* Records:
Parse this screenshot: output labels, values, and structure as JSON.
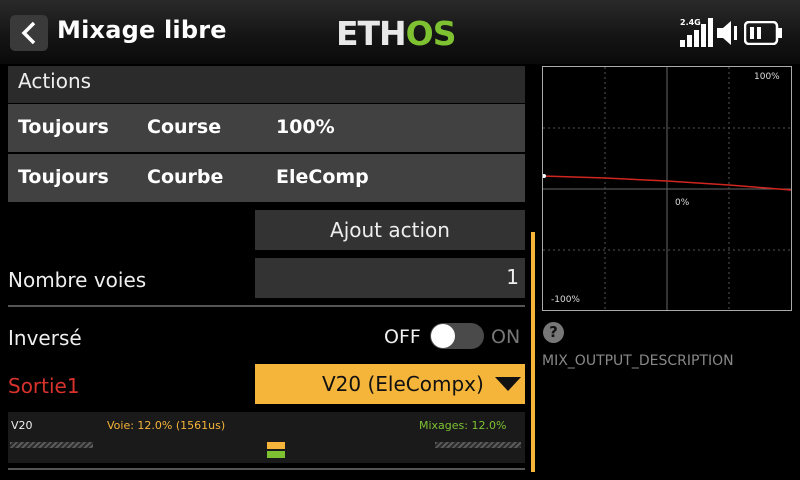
{
  "header": {
    "title": "Mixage libre",
    "logo_left": "ETH",
    "logo_right": "OS",
    "signal_label": "2.4G"
  },
  "actions": {
    "heading": "Actions",
    "rows": [
      {
        "condition": "Toujours",
        "type": "Course",
        "value": "100%"
      },
      {
        "condition": "Toujours",
        "type": "Courbe",
        "value": "EleComp"
      }
    ],
    "add_label": "Ajout action"
  },
  "channels": {
    "label": "Nombre voies",
    "value": "1"
  },
  "invert": {
    "label": "Inversé",
    "off": "OFF",
    "on": "ON",
    "state": false
  },
  "output": {
    "label": "Sortie1",
    "value": "V20 (EleCompx)"
  },
  "monitor": {
    "channel": "V20",
    "voie": "Voie: 12.0% (1561us)",
    "mix": "Mixages: 12.0%"
  },
  "graph": {
    "max_label": "100%",
    "mid_label": "0%",
    "min_label": "-100%"
  },
  "help": {
    "icon_glyph": "?",
    "description": "MIX_OUTPUT_DESCRIPTION"
  },
  "colors": {
    "accent": "#f5b43a",
    "logo_green": "#7ec232",
    "output_red": "#d8322c",
    "curve": "#d0261f"
  }
}
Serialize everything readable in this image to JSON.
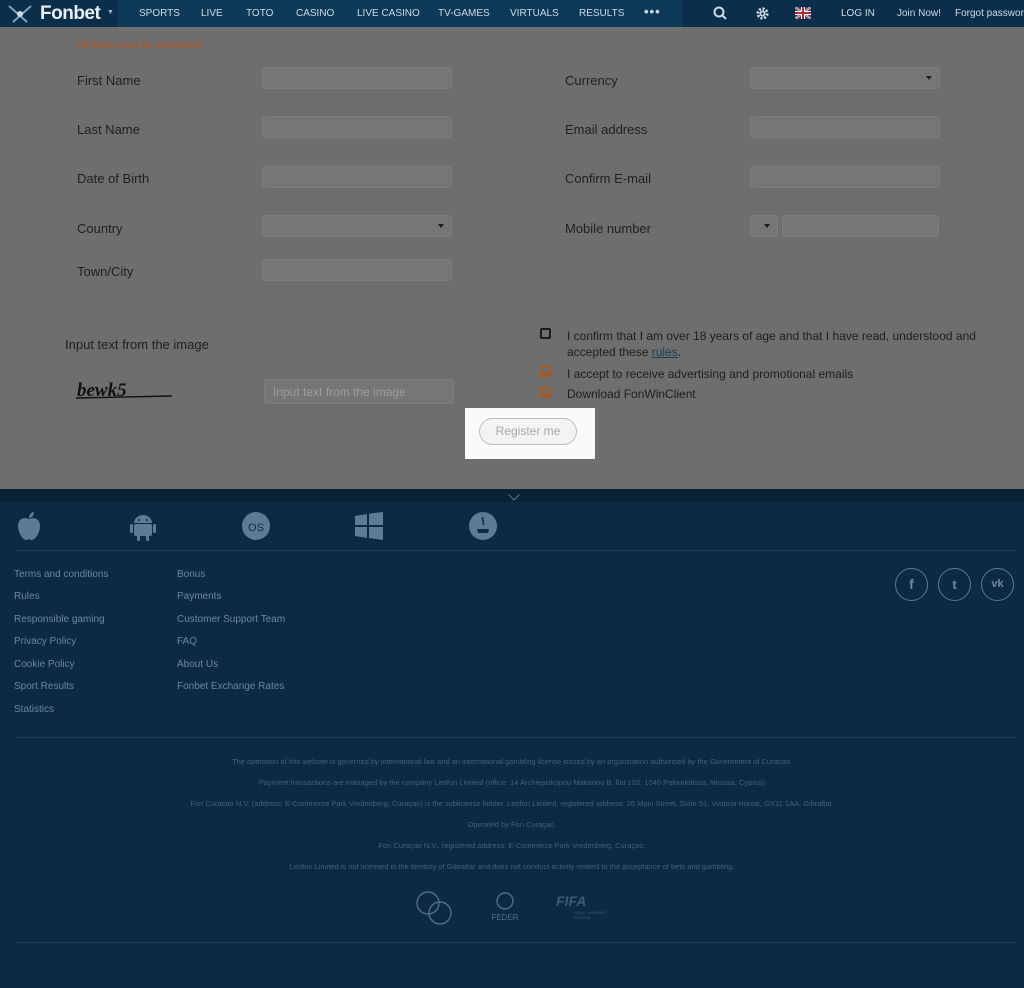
{
  "header": {
    "brand": "Fonbet",
    "nav": [
      "SPORTS",
      "LIVE",
      "TOTO",
      "CASINO",
      "LIVE CASINO",
      "TV-GAMES",
      "VIRTUALS",
      "RESULTS"
    ],
    "more": "•••",
    "login": "LOG IN",
    "join": "Join Now!",
    "forgot": "Forgot password"
  },
  "form": {
    "notice": "All fields must be completed",
    "left_labels": [
      "First Name",
      "Last Name",
      "Date of Birth",
      "Country",
      "Town/City"
    ],
    "right_labels": [
      "Currency",
      "Email address",
      "Confirm E-mail",
      "Mobile number"
    ],
    "captcha_label": "Input text from the image",
    "captcha_text": "bewk5",
    "captcha_placeholder": "Input text from the image",
    "confirm_line1": "I confirm that I am over 18 years of age and that I have read, understood and",
    "confirm_line2_pre": "accepted these ",
    "confirm_rules": "rules",
    "confirm_line2_post": ".",
    "advert": "I accept to receive advertising and promotional emails",
    "download": "Download FonWinClient",
    "register": "Register me"
  },
  "footer": {
    "platforms": [
      "apple-icon",
      "android-icon",
      "ios-icon",
      "windows-icon",
      "java-icon"
    ],
    "col1": [
      "Terms and conditions",
      "Rules",
      "Responsible gaming",
      "Privacy Policy",
      "Cookie Policy",
      "Sport Results",
      "Statistics"
    ],
    "col2": [
      "Bonus",
      "Payments",
      "Customer Support Team",
      "FAQ",
      "About Us",
      "Fonbet Exchange Rates"
    ],
    "social": [
      "f",
      "t",
      "vk"
    ],
    "legal": [
      "The operation of this website is governed by international law and an international gambling license issued by an organisation authorised by the Government of Curacao.",
      "Payment transactions are managed by the company Leofon Limited (office: 14 Archiepiskopou Makariou B, flat 102, 1040 Palouriotissa, Nicosia, Cyprus)",
      "Fon Curacao N.V. (address: E-Commerce Park Vredenberg, Curaçao) is the sublicense holder.   Leofon Limited, registered address: 26 Main Street, Suite 51, Victoria House, GX11 1AA, Gibraltar.",
      "Operated by Fon Curaçao.",
      "Fon Curaçao N.V., registered address: E-Commerce Park Vredenberg, Curaçao.",
      "Leofon Limited is not licensed in the territory of Gibraltar and  does not conduct activity related to the acceptance of bets and gambling."
    ],
    "partners": {
      "feder": "FEDER",
      "fifa": "FIFA",
      "fifa_sub1": "EARLY WARNING",
      "fifa_sub2": "SYSTEM"
    }
  },
  "colors": {
    "header_bg": "#0e3a5a",
    "footer_bg": "#0c2a42",
    "notice": "#b4541d",
    "accent": "#a55a23"
  }
}
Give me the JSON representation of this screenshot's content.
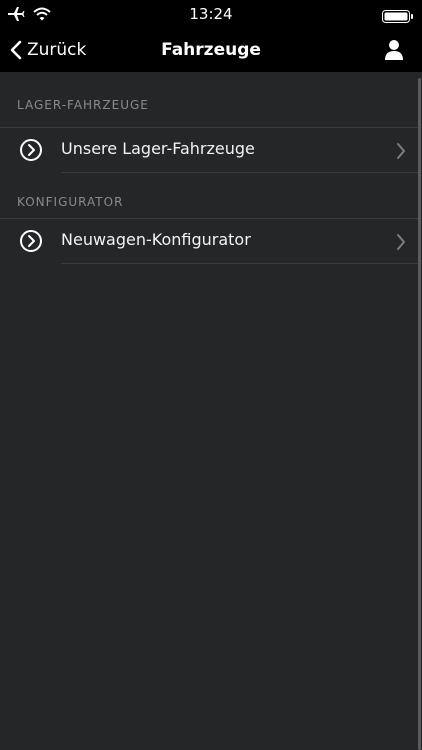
{
  "status_bar": {
    "time": "13:24"
  },
  "nav": {
    "back_label": "Zurück",
    "title": "Fahrzeuge"
  },
  "sections": [
    {
      "header": "LAGER-FAHRZEUGE",
      "items": [
        {
          "label": "Unsere Lager-Fahrzeuge"
        }
      ]
    },
    {
      "header": "KONFIGURATOR",
      "items": [
        {
          "label": "Neuwagen-Konfigurator"
        }
      ]
    }
  ],
  "colors": {
    "background": "#252628",
    "bar": "#000000",
    "header_text": "#8a8b8e",
    "separator": "#3a3b3e"
  }
}
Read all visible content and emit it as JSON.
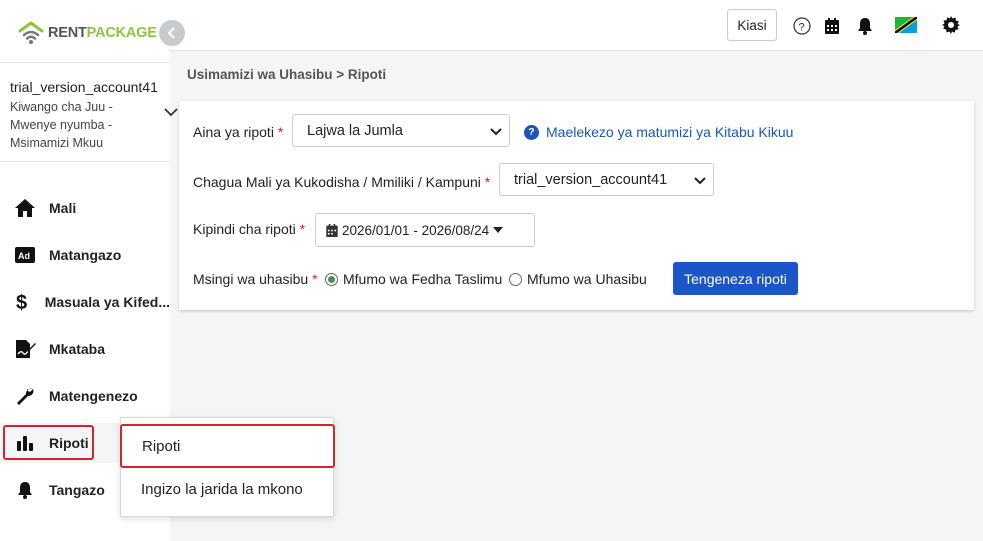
{
  "brand": {
    "logo_rent": "RENT",
    "logo_package": "PACKAGE",
    "accent": "#8cc63f"
  },
  "account": {
    "name": "trial_version_account41",
    "role_line1": "Kiwango cha Juu -",
    "role_line2": "Mwenye nyumba -",
    "role_line3": "Msimamizi Mkuu"
  },
  "sidebar": {
    "items": [
      {
        "label": "Mali",
        "icon": "home-icon"
      },
      {
        "label": "Matangazo",
        "icon": "ad-icon"
      },
      {
        "label": "Masuala ya Kifed...",
        "icon": "dollar-icon"
      },
      {
        "label": "Mkataba",
        "icon": "contract-icon"
      },
      {
        "label": "Matengenezo",
        "icon": "wrench-icon"
      },
      {
        "label": "Ripoti",
        "icon": "bar-chart-icon"
      },
      {
        "label": "Tangazo",
        "icon": "bell-icon"
      }
    ]
  },
  "topbar": {
    "kiasi_label": "Kiasi"
  },
  "breadcrumb": "Usimamizi wa Uhasibu > Ripoti",
  "form": {
    "report_type_label": "Aina ya ripoti",
    "report_type_value": "Lajwa la Jumla",
    "help_link": "Maelekezo ya matumizi ya Kitabu Kikuu",
    "property_label": "Chagua Mali ya Kukodisha / Mmiliki / Kampuni",
    "property_value": "trial_version_account41",
    "period_label": "Kipindi cha ripoti",
    "period_value": "2026/01/01 - 2026/08/24",
    "basis_label": "Msingi wa uhasibu",
    "basis_option1": "Mfumo wa Fedha Taslimu",
    "basis_option2": "Mfumo wa Uhasibu",
    "required_mark": "*",
    "generate_button": "Tengeneza ripoti"
  },
  "submenu": {
    "item1": "Ripoti",
    "item2": "Ingizo la jarida la mkono"
  },
  "colors": {
    "primary_button": "#1a56c8",
    "highlight_border": "#d0262b",
    "link": "#1a56b8"
  }
}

* WHAT YOU WILL DO: Each line that holds the string "screenshot" counts once; give the total and nothing else.

* SOLVED PROBLEM: 2